-- BEGIN Material to process --
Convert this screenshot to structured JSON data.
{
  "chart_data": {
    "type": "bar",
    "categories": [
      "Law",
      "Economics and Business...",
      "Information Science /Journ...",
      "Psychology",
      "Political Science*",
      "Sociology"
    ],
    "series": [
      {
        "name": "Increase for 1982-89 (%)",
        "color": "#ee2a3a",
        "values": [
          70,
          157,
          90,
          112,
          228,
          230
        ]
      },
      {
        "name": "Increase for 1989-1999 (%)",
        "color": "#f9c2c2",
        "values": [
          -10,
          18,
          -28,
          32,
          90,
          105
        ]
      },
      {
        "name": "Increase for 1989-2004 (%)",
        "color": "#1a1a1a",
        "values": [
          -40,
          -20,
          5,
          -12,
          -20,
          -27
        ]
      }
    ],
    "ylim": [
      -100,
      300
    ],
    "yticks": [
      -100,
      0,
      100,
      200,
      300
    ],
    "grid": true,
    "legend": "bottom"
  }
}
-- END Material to process --
Problem to work on:
Of the lines above, how many contain the word "Increase"? Provide the number and nothing else.

Right answer:
3